SET TASK: Repeat the entries below exactly as they appear, with no pictures.
..........
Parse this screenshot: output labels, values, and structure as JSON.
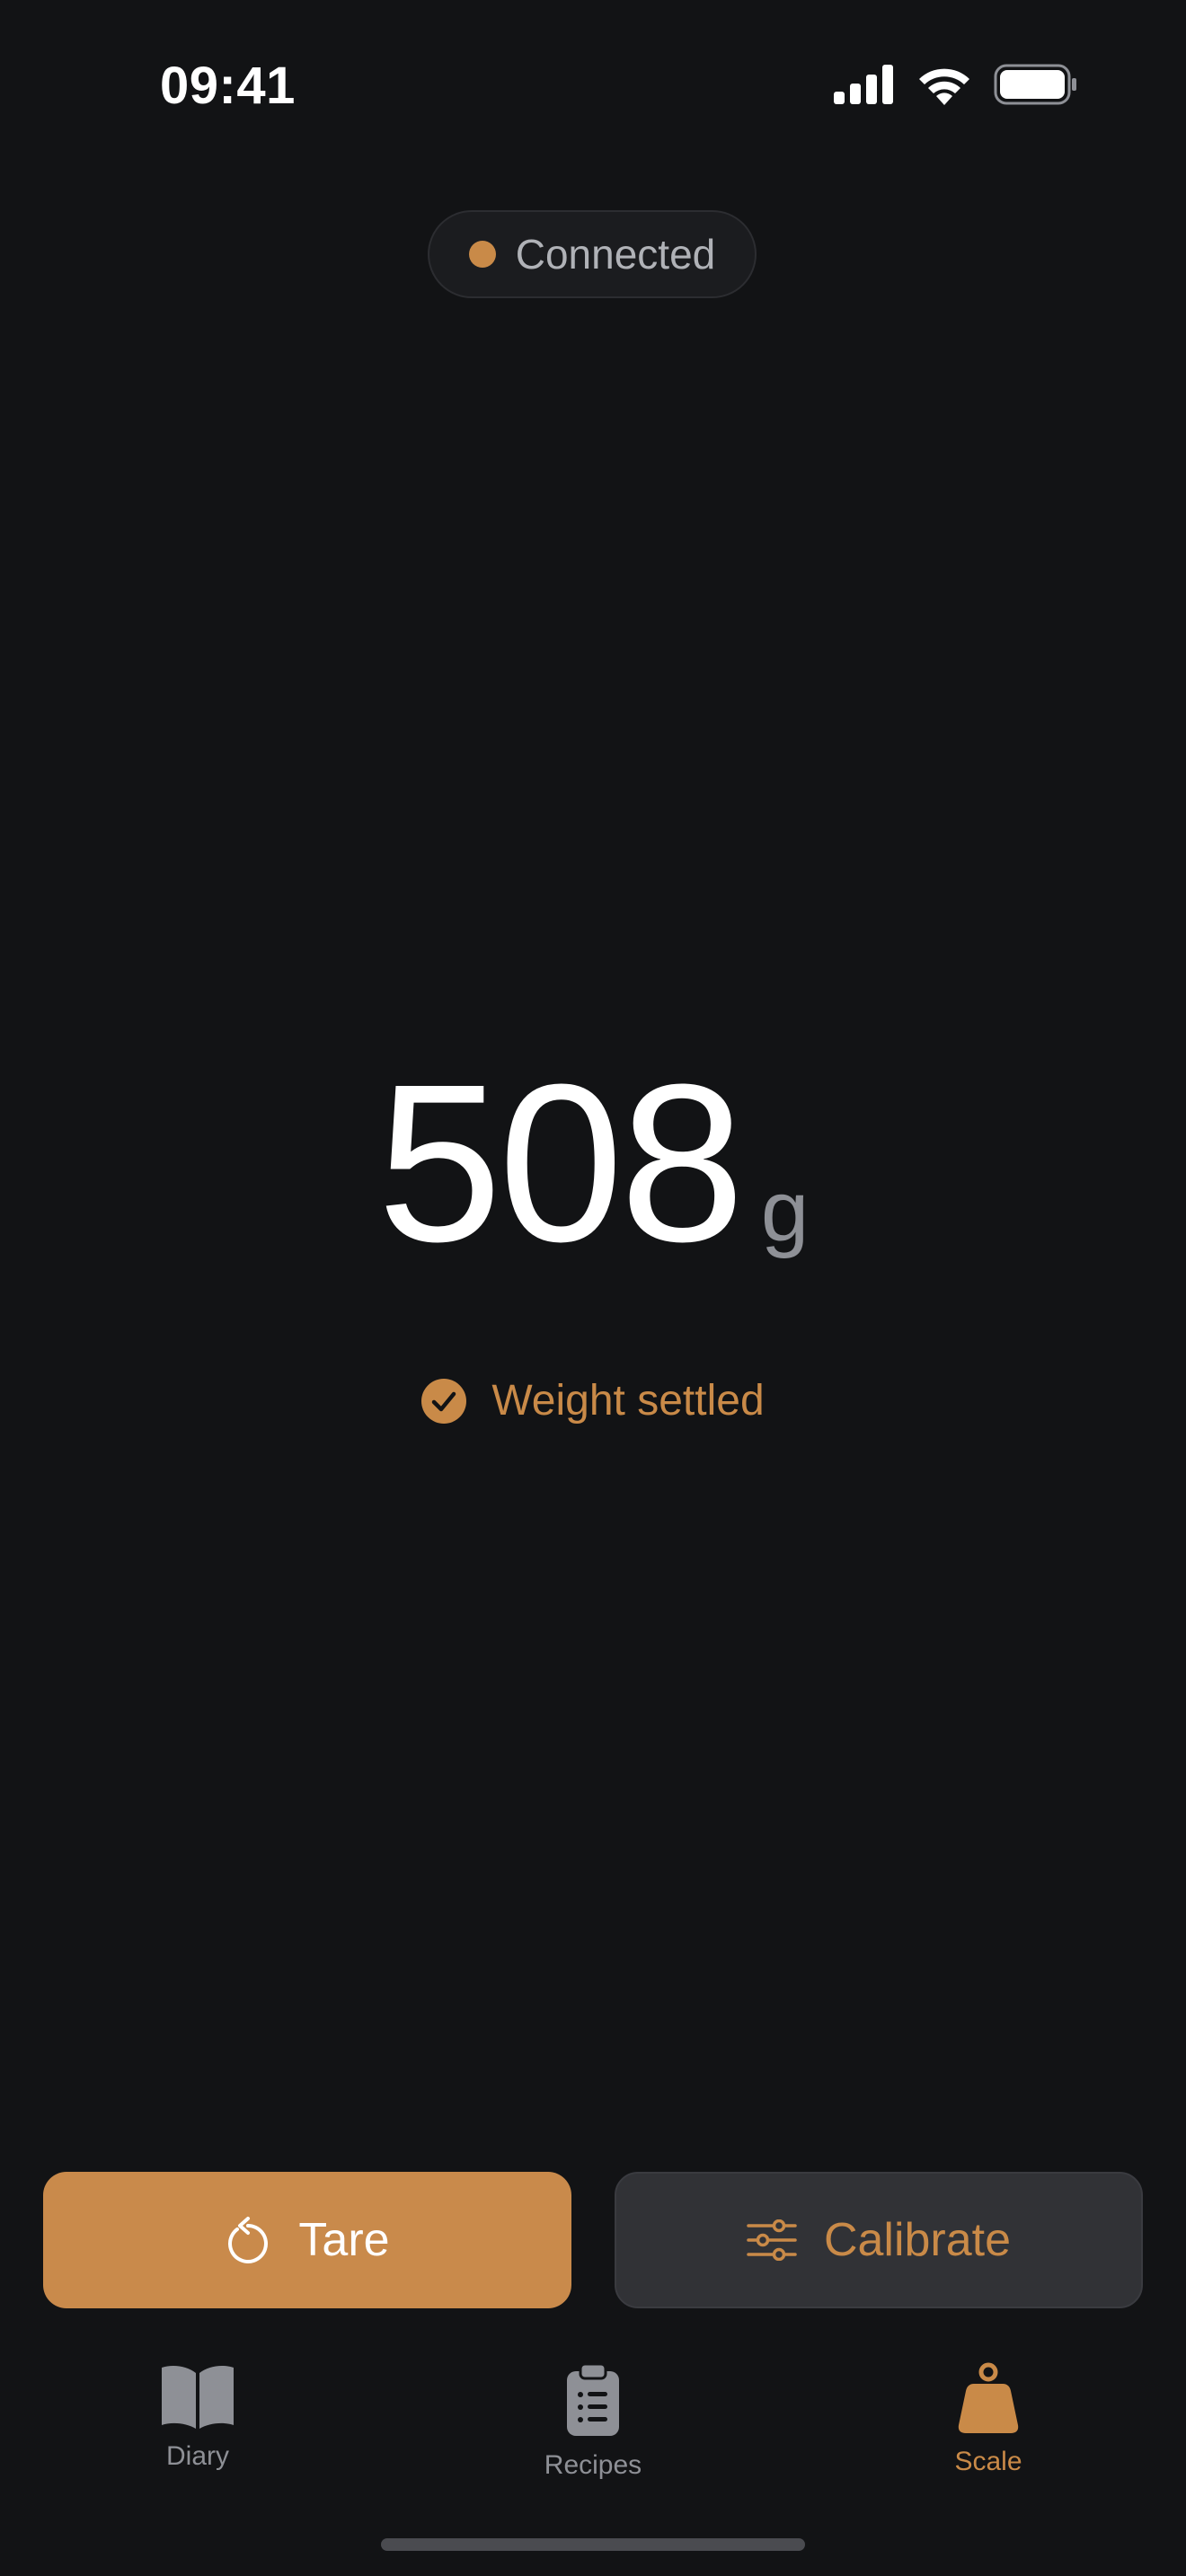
{
  "status_bar": {
    "time": "09:41",
    "icons": [
      "cellular-signal-icon",
      "wifi-icon",
      "battery-icon"
    ]
  },
  "connection": {
    "label": "Connected",
    "dot_color": "#c98a48"
  },
  "scale": {
    "weight": "508",
    "unit": "g",
    "status_label": "Weight settled",
    "status_icon": "checkmark-circle-icon"
  },
  "actions": {
    "tare_label": "Tare",
    "tare_icon": "rotate-ccw-icon",
    "calibrate_label": "Calibrate",
    "calibrate_icon": "sliders-icon"
  },
  "tab_bar": {
    "items": [
      {
        "label": "Diary",
        "icon": "book-icon",
        "active": false
      },
      {
        "label": "Recipes",
        "icon": "clipboard-list-icon",
        "active": false
      },
      {
        "label": "Scale",
        "icon": "weight-icon",
        "active": true
      }
    ]
  },
  "colors": {
    "background": "#121315",
    "accent": "#c98a48",
    "text_primary": "#ffffff",
    "text_secondary": "#8e9096"
  }
}
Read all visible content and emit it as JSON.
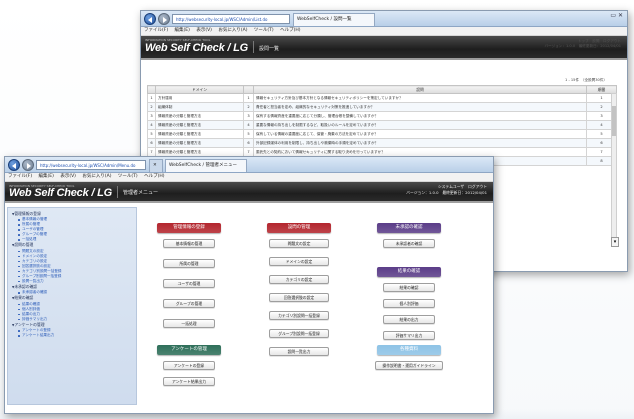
{
  "back_window": {
    "address": "http://websecurity-local.jp/WSC/Admin/List.do",
    "tab_active": "WebSelfCheck / 設問一覧",
    "menu": [
      "ファイル(F)",
      "編集(E)",
      "表示(V)",
      "お気に入り(A)",
      "ツール(T)",
      "ヘルプ(H)"
    ],
    "logo_sub": "INFORMATION SECURITY SELF-CHECK TOOL",
    "logo": "Web Self Check / LG",
    "header_title": "設問一覧",
    "info_line1": "トップ　設問　ログアウト",
    "info_line2": "バージョン：1.0.0　最終更新日：2012/04/01",
    "count_text": "1 - 15件　（全設問30件）",
    "table": {
      "headers": [
        "",
        "ドメイン",
        "",
        "設問",
        "順番"
      ],
      "rows": [
        [
          "1",
          "方針運用",
          "1",
          "情報セキュリティ方針及び基本方針となる情報セキュリティポリシーを策定していますか？",
          "1"
        ],
        [
          "2",
          "組織体制",
          "2",
          "責任者と担当者を定め、組織的なセキュリティ対策を推進していますか？",
          "2"
        ],
        [
          "3",
          "情報資産の分類と管理方法",
          "3",
          "保有する情報資産を重要度に応じて分類し、管理台帳を整備していますか？",
          "3"
        ],
        [
          "4",
          "情報資産の分類と管理方法",
          "4",
          "重要な情報の持ち出しを制限するなど、取扱いのルールを定めていますか？",
          "4"
        ],
        [
          "5",
          "情報資産の分類と管理方法",
          "5",
          "保有している情報の重要度に応じて、保管・廃棄の方法を定めていますか？",
          "5"
        ],
        [
          "6",
          "情報資産の分類と管理方法",
          "6",
          "外部記録媒体の利用を制限し、持ち出しや廃棄時の手順を定めていますか？",
          "6"
        ],
        [
          "7",
          "情報資産の分類と管理方法",
          "7",
          "委託先との契約において情報セキュリティに関する取り決めを行っていますか？",
          "7"
        ],
        [
          "8",
          "物理的セキュリティ",
          "8",
          "サーバ室などの重要エリアへの入退室管理を実施していますか？",
          "8"
        ]
      ]
    }
  },
  "front_window": {
    "address": "http://websecurity-local.jp/WSC/Admin/Menu.do",
    "tab_active": "WebSelfCheck / 管理者メニュー",
    "menu": [
      "ファイル(F)",
      "編集(E)",
      "表示(V)",
      "お気に入り(A)",
      "ツール(T)",
      "ヘルプ(H)"
    ],
    "logo_sub": "INFORMATION SECURITY SELF-CHECK TOOL",
    "logo": "Web Self Check / LG",
    "header_title": "管理者メニュー",
    "info_line1": "システムユーザ　ログアウト",
    "info_line2": "バージョン：1.0.0　最終更新日：2012/04/01",
    "sidebar": [
      {
        "title": "管理情報の登録",
        "items": [
          "基本情報の管理",
          "所属の管理",
          "ユーザの管理",
          "グループの管理",
          "一括処理"
        ]
      },
      {
        "title": "設問の管理",
        "items": [
          "問題文の設定",
          "ドメインの設定",
          "カテゴリの設定",
          "回答選択肢の設定",
          "カテゴリ別設問一括登録",
          "グループ別設問一括登録",
          "設問一覧出力"
        ]
      },
      {
        "title": "未承認の確認",
        "items": [
          "未承認者の確認"
        ]
      },
      {
        "title": "結果の確認",
        "items": [
          "結果の確認",
          "個人別評価",
          "結果の出力",
          "評価サマリ出力"
        ]
      },
      {
        "title": "アンケートの管理",
        "items": [
          "アンケートの登録",
          "アンケート結果出力"
        ]
      }
    ],
    "groups": {
      "kanri": {
        "title": "管理情報の登録",
        "buttons": [
          "基本情報の管理",
          "所属の管理",
          "ユーザの管理",
          "グループの管理",
          "一括処理"
        ]
      },
      "setsumon": {
        "title": "設問の管理",
        "buttons": [
          "問題文の設定",
          "ドメインの設定",
          "カテゴリの設定",
          "回答選択肢の設定",
          "カテゴリ別設問一括登録",
          "グループ別設問一括登録",
          "設問一覧出力"
        ]
      },
      "mishonin": {
        "title": "未承認の確認",
        "buttons": [
          "未承認者の確認"
        ]
      },
      "kekka": {
        "title": "結果の確認",
        "buttons": [
          "結果の確認",
          "個人別評価",
          "結果の出力",
          "評価サマリ出力"
        ]
      },
      "enquete": {
        "title": "アンケートの管理",
        "buttons": [
          "アンケートの登録",
          "アンケート結果出力"
        ]
      },
      "help": {
        "title": "各種資料",
        "buttons": [
          "操作説明書・運用ガイドライン"
        ]
      }
    },
    "colors": {
      "red": "#b3262e",
      "purple": "#5b3d88",
      "green": "#2f6f5a",
      "lightblue": "#8ec3e6"
    }
  }
}
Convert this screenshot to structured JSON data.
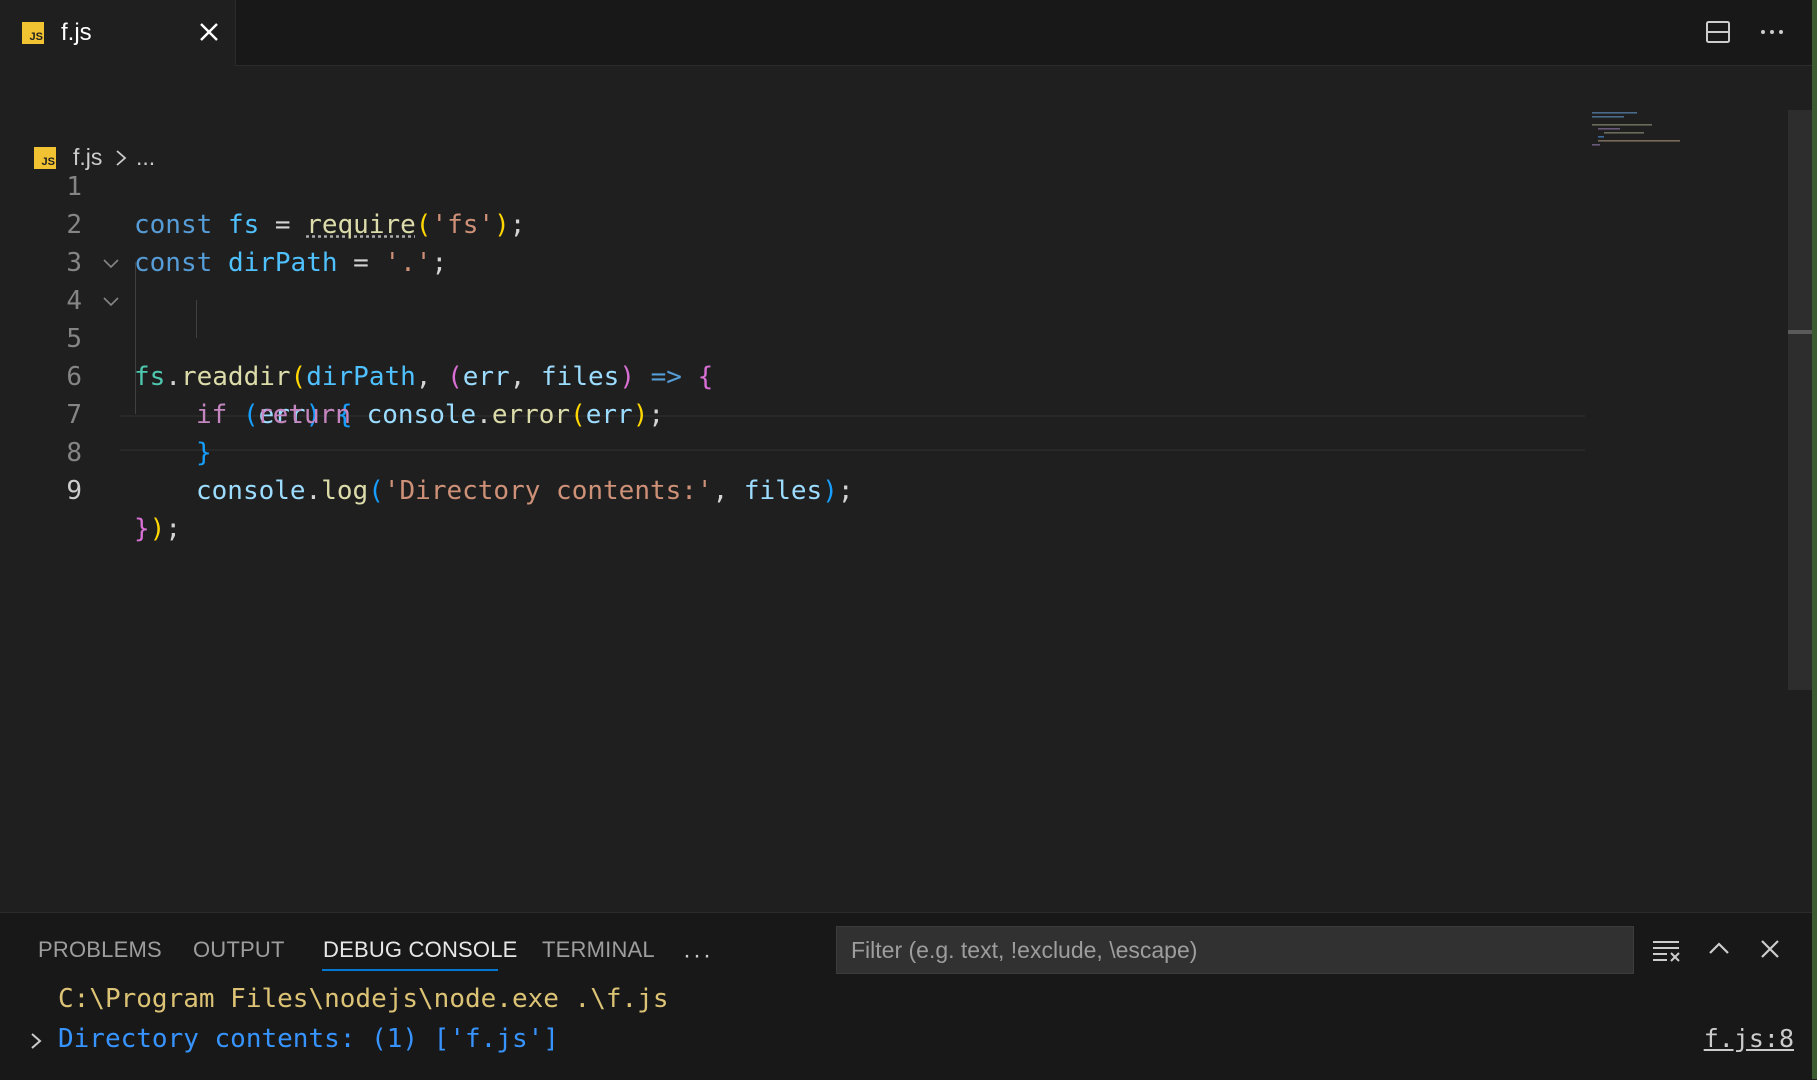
..........
IN RESPONSE:
Parse this screenshot: output labels, values, and structure as JSON.
{
  "status_bar": {
    "time": "09:41",
    "icons": [
      "cellular-signal-icon",
      "wifi-icon",
      "battery-icon"
    ]
  },
  "connection": {
    "label": "Connected",
    "dot_color": "#c98a48"
  },
  "scale": {
    "weight": "508",
    "unit": "g",
    "status_label": "Weight settled",
    "status_icon": "checkmark-circle-icon"
  },
  "actions": {
    "tare_label": "Tare",
    "tare_icon": "rotate-ccw-icon",
    "calibrate_label": "Calibrate",
    "calibrate_icon": "sliders-icon"
  },
  "tab_bar": {
    "items": [
      {
        "label": "Diary",
        "icon": "book-icon",
        "active": false
      },
      {
        "label": "Recipes",
        "icon": "clipboard-list-icon",
        "active": false
      },
      {
        "label": "Scale",
        "icon": "weight-icon",
        "active": true
      }
    ]
  },
  "colors": {
    "background": "#121315",
    "accent": "#c98a48",
    "text_primary": "#ffffff",
    "text_secondary": "#8e9096"
  }
}
Read all visible content and emit it as JSON.
{
  "back_window": {
    "address": "http://websecurity-local.jp/WSC/Admin/List.do",
    "tab_active": "WebSelfCheck / 設問一覧",
    "menu": [
      "ファイル(F)",
      "編集(E)",
      "表示(V)",
      "お気に入り(A)",
      "ツール(T)",
      "ヘルプ(H)"
    ],
    "logo_sub": "INFORMATION SECURITY SELF-CHECK TOOL",
    "logo": "Web Self Check / LG",
    "header_title": "設問一覧",
    "info_line1": "トップ　設問　ログアウト",
    "info_line2": "バージョン：1.0.0　最終更新日：2012/04/01",
    "count_text": "1 - 15件　（全設問30件）",
    "table": {
      "headers": [
        "",
        "ドメイン",
        "",
        "設問",
        "順番"
      ],
      "rows": [
        [
          "1",
          "方針運用",
          "1",
          "情報セキュリティ方針及び基本方針となる情報セキュリティポリシーを策定していますか？",
          "1"
        ],
        [
          "2",
          "組織体制",
          "2",
          "責任者と担当者を定め、組織的なセキュリティ対策を推進していますか？",
          "2"
        ],
        [
          "3",
          "情報資産の分類と管理方法",
          "3",
          "保有する情報資産を重要度に応じて分類し、管理台帳を整備していますか？",
          "3"
        ],
        [
          "4",
          "情報資産の分類と管理方法",
          "4",
          "重要な情報の持ち出しを制限するなど、取扱いのルールを定めていますか？",
          "4"
        ],
        [
          "5",
          "情報資産の分類と管理方法",
          "5",
          "保有している情報の重要度に応じて、保管・廃棄の方法を定めていますか？",
          "5"
        ],
        [
          "6",
          "情報資産の分類と管理方法",
          "6",
          "外部記録媒体の利用を制限し、持ち出しや廃棄時の手順を定めていますか？",
          "6"
        ],
        [
          "7",
          "情報資産の分類と管理方法",
          "7",
          "委託先との契約において情報セキュリティに関する取り決めを行っていますか？",
          "7"
        ],
        [
          "8",
          "物理的セキュリティ",
          "8",
          "サーバ室などの重要エリアへの入退室管理を実施していますか？",
          "8"
        ]
      ]
    }
  },
  "front_window": {
    "address": "http://websecurity-local.jp/WSC/Admin/Menu.do",
    "tab_active": "WebSelfCheck / 管理者メニュー",
    "menu": [
      "ファイル(F)",
      "編集(E)",
      "表示(V)",
      "お気に入り(A)",
      "ツール(T)",
      "ヘルプ(H)"
    ],
    "logo_sub": "INFORMATION SECURITY SELF-CHECK TOOL",
    "logo": "Web Self Check / LG",
    "header_title": "管理者メニュー",
    "info_line1": "システムユーザ　ログアウト",
    "info_line2": "バージョン：1.0.0　最終更新日：2012/04/01",
    "sidebar": [
      {
        "title": "管理情報の登録",
        "items": [
          "基本情報の管理",
          "所属の管理",
          "ユーザの管理",
          "グループの管理",
          "一括処理"
        ]
      },
      {
        "title": "設問の管理",
        "items": [
          "問題文の設定",
          "ドメインの設定",
          "カテゴリの設定",
          "回答選択肢の設定",
          "カテゴリ別設問一括登録",
          "グループ別設問一括登録",
          "設問一覧出力"
        ]
      },
      {
        "title": "未承認の確認",
        "items": [
          "未承認者の確認"
        ]
      },
      {
        "title": "結果の確認",
        "items": [
          "結果の確認",
          "個人別評価",
          "結果の出力",
          "評価サマリ出力"
        ]
      },
      {
        "title": "アンケートの管理",
        "items": [
          "アンケートの登録",
          "アンケート結果出力"
        ]
      }
    ],
    "groups": {
      "kanri": {
        "title": "管理情報の登録",
        "buttons": [
          "基本情報の管理",
          "所属の管理",
          "ユーザの管理",
          "グループの管理",
          "一括処理"
        ]
      },
      "setsumon": {
        "title": "設問の管理",
        "buttons": [
          "問題文の設定",
          "ドメインの設定",
          "カテゴリの設定",
          "回答選択肢の設定",
          "カテゴリ別設問一括登録",
          "グループ別設問一括登録",
          "設問一覧出力"
        ]
      },
      "mishonin": {
        "title": "未承認の確認",
        "buttons": [
          "未承認者の確認"
        ]
      },
      "kekka": {
        "title": "結果の確認",
        "buttons": [
          "結果の確認",
          "個人別評価",
          "結果の出力",
          "評価サマリ出力"
        ]
      },
      "enquete": {
        "title": "アンケートの管理",
        "buttons": [
          "アンケートの登録",
          "アンケート結果出力"
        ]
      },
      "help": {
        "title": "各種資料",
        "buttons": [
          "操作説明書・運用ガイドライン"
        ]
      }
    },
    "colors": {
      "red": "#b3262e",
      "purple": "#5b3d88",
      "green": "#2f6f5a",
      "lightblue": "#8ec3e6"
    }
  }
}
Convert this screenshot to structured JSON data.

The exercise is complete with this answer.